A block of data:
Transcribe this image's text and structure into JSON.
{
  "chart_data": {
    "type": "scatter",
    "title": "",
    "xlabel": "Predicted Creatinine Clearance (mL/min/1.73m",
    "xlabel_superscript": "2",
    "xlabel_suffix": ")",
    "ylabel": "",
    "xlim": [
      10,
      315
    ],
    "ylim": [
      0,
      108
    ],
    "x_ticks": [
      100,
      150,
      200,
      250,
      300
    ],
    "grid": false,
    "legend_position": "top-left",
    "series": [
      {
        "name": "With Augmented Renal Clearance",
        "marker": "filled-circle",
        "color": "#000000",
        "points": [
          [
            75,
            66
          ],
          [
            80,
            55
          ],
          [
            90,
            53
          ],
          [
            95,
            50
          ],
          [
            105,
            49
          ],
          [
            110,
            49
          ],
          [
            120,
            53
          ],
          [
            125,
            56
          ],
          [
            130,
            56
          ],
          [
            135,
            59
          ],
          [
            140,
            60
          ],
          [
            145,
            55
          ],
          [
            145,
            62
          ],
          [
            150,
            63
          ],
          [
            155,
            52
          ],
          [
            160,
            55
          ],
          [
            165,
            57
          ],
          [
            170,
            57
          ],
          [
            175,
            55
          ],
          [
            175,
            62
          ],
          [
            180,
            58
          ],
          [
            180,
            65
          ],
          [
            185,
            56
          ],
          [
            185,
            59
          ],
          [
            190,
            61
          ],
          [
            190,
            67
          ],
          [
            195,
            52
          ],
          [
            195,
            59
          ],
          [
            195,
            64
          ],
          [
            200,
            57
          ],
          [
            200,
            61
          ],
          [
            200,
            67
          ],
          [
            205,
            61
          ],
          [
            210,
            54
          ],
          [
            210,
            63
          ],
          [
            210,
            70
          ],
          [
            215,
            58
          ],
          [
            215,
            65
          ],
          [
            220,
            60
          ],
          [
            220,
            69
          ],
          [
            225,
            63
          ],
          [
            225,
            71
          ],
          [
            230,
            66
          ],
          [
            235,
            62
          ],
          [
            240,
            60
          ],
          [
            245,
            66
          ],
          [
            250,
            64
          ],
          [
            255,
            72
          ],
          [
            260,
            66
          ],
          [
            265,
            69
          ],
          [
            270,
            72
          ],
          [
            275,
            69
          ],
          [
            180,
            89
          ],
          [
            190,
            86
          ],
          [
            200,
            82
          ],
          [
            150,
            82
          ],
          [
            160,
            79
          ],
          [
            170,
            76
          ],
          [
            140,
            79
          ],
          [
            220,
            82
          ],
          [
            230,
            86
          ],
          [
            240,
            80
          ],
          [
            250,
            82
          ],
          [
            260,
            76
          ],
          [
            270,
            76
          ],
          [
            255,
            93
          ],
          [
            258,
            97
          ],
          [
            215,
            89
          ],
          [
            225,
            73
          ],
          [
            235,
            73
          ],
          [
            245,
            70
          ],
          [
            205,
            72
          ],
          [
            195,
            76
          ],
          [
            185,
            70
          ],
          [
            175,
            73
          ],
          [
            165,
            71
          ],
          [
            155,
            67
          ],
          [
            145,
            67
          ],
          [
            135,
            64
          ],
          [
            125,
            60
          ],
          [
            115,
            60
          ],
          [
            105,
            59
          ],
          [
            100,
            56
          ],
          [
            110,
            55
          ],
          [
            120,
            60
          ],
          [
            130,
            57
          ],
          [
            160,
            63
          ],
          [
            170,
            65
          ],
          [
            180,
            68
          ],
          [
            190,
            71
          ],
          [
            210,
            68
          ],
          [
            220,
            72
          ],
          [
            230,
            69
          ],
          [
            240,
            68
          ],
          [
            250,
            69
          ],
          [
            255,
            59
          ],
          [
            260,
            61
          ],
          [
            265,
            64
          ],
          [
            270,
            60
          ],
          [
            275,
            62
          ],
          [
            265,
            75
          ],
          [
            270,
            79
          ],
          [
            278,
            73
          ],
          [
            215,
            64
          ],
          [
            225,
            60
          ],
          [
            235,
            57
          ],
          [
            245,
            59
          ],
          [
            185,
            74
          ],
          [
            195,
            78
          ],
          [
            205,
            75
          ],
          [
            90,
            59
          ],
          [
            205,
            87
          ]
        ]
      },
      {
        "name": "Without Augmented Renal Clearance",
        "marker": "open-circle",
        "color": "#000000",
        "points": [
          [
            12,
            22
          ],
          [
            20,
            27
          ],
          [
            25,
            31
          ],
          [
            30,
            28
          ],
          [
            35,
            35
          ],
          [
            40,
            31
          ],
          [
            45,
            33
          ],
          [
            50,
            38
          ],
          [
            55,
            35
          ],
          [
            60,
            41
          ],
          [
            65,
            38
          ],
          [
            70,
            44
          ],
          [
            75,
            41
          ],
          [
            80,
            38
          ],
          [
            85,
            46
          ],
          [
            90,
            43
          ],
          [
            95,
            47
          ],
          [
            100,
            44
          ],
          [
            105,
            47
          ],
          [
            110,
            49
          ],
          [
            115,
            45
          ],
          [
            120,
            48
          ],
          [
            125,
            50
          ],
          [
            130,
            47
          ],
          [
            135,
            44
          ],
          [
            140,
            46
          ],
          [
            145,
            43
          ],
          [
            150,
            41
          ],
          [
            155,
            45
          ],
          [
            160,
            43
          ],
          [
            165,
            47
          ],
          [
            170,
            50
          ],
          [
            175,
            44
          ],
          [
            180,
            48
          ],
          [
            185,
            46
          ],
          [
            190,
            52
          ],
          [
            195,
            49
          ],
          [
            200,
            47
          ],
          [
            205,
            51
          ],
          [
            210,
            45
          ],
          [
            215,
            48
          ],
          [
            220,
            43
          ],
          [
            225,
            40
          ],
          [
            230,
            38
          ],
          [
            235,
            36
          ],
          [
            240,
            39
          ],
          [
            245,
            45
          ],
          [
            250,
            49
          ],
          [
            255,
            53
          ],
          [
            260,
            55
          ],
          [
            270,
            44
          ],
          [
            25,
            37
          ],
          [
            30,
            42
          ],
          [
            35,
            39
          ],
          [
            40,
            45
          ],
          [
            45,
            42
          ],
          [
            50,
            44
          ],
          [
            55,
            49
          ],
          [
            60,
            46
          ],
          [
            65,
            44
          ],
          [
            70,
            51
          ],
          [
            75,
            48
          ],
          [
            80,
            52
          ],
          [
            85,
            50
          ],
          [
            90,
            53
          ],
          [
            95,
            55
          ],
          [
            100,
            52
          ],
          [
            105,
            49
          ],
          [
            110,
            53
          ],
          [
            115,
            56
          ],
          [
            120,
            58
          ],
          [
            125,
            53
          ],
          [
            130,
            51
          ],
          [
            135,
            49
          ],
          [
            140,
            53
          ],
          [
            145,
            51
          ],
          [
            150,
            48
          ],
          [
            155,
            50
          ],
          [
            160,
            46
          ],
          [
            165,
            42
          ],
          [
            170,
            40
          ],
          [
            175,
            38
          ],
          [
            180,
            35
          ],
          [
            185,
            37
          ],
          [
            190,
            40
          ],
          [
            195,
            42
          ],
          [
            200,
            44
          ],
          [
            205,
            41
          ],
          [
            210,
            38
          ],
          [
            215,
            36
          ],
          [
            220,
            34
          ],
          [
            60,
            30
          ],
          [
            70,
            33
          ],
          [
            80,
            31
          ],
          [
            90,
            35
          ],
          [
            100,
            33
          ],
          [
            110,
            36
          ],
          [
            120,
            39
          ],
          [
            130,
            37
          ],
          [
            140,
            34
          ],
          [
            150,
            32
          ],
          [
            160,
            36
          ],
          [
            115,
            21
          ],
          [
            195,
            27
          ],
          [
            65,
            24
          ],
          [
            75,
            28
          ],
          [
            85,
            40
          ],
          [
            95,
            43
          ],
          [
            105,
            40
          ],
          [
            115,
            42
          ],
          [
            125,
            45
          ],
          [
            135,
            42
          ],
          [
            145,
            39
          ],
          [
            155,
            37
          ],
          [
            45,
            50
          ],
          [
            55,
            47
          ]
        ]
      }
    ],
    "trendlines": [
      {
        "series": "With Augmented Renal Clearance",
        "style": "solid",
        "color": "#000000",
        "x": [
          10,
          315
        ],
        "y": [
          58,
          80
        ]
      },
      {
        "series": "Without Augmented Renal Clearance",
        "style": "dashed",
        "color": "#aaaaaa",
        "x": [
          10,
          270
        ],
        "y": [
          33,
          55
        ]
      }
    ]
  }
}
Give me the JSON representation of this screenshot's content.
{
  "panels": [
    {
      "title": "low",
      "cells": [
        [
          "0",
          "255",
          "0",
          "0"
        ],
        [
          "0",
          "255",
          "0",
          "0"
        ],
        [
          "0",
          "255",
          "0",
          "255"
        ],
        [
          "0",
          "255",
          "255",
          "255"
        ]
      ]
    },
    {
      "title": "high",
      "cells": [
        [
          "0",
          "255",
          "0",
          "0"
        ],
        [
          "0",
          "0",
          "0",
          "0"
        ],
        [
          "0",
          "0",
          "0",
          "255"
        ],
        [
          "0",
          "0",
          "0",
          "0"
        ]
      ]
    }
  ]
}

#### Exercise description:
Give the number of lines in the material above that have the word "Clearance" in them, and nothing more.

#### Full output:
5